● Supplied data
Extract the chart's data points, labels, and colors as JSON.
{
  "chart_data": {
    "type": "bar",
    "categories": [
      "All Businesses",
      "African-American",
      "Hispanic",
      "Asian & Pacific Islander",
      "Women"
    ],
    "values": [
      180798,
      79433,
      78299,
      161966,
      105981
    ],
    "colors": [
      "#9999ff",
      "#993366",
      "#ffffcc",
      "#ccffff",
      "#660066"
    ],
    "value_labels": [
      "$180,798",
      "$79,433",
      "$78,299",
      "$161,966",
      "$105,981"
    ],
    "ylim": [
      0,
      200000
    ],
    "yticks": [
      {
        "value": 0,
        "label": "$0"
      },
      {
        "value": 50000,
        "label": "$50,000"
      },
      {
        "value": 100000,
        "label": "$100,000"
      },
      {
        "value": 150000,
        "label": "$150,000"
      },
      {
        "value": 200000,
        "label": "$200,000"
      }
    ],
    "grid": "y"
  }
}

● What you have to do
In the records above, how many lines hold the string "colors"? Reply with only the number.

● Solution for this exercise
2